▼

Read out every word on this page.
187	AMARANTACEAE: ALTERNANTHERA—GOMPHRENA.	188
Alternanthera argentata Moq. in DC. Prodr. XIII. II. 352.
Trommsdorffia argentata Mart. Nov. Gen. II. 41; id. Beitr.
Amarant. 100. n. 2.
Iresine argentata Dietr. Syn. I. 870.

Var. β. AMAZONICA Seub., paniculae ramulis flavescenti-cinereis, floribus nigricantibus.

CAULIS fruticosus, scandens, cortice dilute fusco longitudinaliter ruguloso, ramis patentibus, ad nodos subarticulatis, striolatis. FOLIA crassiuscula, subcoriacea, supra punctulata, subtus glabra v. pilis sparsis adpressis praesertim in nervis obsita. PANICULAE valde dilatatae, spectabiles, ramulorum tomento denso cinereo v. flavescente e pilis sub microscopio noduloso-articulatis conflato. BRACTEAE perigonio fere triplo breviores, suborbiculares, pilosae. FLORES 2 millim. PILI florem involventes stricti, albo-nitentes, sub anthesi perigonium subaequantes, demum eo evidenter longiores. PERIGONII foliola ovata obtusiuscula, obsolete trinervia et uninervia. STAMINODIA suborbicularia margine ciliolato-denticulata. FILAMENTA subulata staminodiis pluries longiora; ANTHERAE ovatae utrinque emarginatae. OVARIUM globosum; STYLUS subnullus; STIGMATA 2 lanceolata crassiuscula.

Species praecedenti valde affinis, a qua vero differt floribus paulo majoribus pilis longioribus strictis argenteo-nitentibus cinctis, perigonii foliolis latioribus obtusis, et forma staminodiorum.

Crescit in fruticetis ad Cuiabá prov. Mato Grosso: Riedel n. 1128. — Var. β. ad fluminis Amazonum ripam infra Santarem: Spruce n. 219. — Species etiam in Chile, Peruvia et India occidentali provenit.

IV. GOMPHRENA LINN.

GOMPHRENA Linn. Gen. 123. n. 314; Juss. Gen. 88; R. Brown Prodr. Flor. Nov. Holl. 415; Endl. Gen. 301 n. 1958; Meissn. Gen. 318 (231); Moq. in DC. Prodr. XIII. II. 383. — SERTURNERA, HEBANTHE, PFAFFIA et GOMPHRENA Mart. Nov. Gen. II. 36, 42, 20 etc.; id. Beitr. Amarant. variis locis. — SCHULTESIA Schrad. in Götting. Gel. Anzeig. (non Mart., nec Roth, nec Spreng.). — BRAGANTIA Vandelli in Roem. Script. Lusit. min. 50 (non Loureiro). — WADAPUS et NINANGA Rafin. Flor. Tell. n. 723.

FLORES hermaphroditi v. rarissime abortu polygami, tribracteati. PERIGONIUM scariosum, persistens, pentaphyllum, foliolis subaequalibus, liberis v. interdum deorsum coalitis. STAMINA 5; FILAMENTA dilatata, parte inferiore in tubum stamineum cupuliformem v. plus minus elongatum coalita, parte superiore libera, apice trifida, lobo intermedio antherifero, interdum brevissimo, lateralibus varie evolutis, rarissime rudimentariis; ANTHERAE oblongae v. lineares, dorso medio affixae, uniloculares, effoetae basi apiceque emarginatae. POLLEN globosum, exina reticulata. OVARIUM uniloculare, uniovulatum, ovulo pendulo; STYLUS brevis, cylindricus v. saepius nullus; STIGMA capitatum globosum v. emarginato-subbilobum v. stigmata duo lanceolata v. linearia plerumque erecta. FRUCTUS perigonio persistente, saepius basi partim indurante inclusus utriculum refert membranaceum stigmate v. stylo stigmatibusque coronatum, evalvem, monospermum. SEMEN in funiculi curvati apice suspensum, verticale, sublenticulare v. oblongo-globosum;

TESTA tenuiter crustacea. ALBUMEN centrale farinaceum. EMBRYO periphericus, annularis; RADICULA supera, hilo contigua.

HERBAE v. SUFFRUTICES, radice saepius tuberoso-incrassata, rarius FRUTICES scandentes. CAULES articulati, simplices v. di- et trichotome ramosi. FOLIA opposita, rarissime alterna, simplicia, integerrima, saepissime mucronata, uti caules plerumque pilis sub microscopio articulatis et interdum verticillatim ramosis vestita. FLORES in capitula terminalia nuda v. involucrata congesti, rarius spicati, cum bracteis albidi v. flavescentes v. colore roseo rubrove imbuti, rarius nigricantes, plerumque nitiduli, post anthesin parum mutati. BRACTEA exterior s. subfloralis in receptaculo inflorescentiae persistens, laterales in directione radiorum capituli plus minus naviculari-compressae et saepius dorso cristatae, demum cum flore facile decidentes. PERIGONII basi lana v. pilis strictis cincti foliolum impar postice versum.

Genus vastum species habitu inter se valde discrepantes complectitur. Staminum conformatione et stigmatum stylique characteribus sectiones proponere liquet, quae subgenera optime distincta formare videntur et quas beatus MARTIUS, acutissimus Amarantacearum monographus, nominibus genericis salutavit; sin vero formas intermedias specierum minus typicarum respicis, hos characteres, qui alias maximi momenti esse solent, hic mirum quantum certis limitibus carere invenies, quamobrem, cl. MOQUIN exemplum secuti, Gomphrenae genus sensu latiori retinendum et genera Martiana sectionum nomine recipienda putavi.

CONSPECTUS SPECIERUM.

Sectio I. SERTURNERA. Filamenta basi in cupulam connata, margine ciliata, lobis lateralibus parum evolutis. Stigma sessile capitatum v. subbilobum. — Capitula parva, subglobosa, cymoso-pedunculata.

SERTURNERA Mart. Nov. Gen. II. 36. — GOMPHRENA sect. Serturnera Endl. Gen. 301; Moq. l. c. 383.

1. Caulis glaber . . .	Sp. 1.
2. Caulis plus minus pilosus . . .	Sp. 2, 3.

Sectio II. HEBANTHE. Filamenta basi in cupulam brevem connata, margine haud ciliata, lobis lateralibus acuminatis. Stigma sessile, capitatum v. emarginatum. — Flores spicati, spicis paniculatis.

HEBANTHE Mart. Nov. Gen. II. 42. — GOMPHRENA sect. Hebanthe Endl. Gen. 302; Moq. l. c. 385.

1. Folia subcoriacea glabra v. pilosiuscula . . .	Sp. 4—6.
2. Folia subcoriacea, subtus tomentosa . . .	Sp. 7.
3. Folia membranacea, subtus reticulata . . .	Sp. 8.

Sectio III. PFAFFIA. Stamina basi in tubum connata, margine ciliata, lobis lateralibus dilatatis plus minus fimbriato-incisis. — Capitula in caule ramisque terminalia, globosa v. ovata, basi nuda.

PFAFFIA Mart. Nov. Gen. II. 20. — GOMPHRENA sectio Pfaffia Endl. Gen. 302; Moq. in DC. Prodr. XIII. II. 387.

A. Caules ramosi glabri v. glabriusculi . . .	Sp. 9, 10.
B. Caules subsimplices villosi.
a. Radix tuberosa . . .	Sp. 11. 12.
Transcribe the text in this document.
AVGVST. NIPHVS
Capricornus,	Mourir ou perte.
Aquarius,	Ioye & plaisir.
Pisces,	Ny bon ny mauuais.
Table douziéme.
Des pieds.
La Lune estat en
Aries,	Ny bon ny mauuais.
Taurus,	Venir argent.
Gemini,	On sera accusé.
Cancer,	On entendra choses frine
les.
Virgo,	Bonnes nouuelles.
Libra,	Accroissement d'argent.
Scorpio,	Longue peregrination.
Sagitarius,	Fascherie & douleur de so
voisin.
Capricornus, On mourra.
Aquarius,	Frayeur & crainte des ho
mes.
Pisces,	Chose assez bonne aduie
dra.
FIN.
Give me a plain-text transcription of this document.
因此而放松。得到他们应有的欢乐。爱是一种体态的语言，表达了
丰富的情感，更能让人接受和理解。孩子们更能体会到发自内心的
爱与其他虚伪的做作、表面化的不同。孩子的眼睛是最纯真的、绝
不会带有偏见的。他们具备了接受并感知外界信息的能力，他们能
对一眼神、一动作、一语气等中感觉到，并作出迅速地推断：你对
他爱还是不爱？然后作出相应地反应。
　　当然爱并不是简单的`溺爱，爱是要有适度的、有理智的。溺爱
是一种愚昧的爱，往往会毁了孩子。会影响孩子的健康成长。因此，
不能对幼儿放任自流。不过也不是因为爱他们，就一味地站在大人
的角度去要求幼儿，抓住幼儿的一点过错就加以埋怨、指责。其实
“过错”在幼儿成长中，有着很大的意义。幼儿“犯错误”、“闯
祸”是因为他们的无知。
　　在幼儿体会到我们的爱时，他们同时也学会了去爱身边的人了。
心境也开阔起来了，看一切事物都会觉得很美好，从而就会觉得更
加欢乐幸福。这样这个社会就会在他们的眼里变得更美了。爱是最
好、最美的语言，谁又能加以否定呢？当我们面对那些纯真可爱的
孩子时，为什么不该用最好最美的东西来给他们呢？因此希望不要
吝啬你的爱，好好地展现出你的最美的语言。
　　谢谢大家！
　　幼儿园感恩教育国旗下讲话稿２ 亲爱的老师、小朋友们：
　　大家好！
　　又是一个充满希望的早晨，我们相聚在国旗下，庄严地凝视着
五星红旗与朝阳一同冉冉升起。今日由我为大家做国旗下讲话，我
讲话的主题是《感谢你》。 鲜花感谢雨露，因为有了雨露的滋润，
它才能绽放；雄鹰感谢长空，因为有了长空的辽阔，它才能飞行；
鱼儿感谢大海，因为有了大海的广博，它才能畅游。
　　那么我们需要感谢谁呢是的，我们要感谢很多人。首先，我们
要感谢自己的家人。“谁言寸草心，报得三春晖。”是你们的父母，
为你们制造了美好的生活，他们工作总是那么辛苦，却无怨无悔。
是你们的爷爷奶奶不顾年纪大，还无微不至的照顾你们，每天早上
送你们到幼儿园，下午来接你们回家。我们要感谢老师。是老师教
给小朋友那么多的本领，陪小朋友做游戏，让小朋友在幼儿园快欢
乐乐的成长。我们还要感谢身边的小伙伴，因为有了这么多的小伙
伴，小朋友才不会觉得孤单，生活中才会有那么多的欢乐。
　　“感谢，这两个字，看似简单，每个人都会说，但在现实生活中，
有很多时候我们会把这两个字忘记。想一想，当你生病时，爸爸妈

▲

• Instruction:
From the entries above, copy each line holding "subcoriacea".

• Worked solution:
CAULIS fruticosus, scandens, cortice dilute fusco longitudinaliter ruguloso, ramis patentibus, ad nodos subarticulatis, striolatis. FOLIA crassiuscula, subcoriacea, supra punctulata, subtus glabra v. pilis sparsis adpressis praesertim in nervis obsita. PANICULAE valde dilatatae, spectabiles, ramulorum tomento denso cinereo v. flavescente e pilis sub microscopio noduloso-articulatis conflato. BRACTEAE perigonio fere triplo breviores, suborbiculares, pilosae. FLORES 2 millim. PILI florem involventes stricti, albo-nitentes, sub anthesi perigonium subaequantes, demum eo evidenter longiores. PERIGONII foliola ovata obtusiuscula, obsolete trinervia et uninervia. STAMINODIA suborbicularia margine ciliolato-denticulata. FILAMENTA subulata staminodiis pluries longiora; ANTHERAE ovatae utrinque emarginatae. OVARIUM globosum; STYLUS subnullus; STIGMATA 2 lanceolata crassiuscula.
1. Folia subcoriacea glabra v. pilosiuscula . . .	Sp. 4—6.
2. Folia subcoriacea, subtus tomentosa . . .	Sp. 7.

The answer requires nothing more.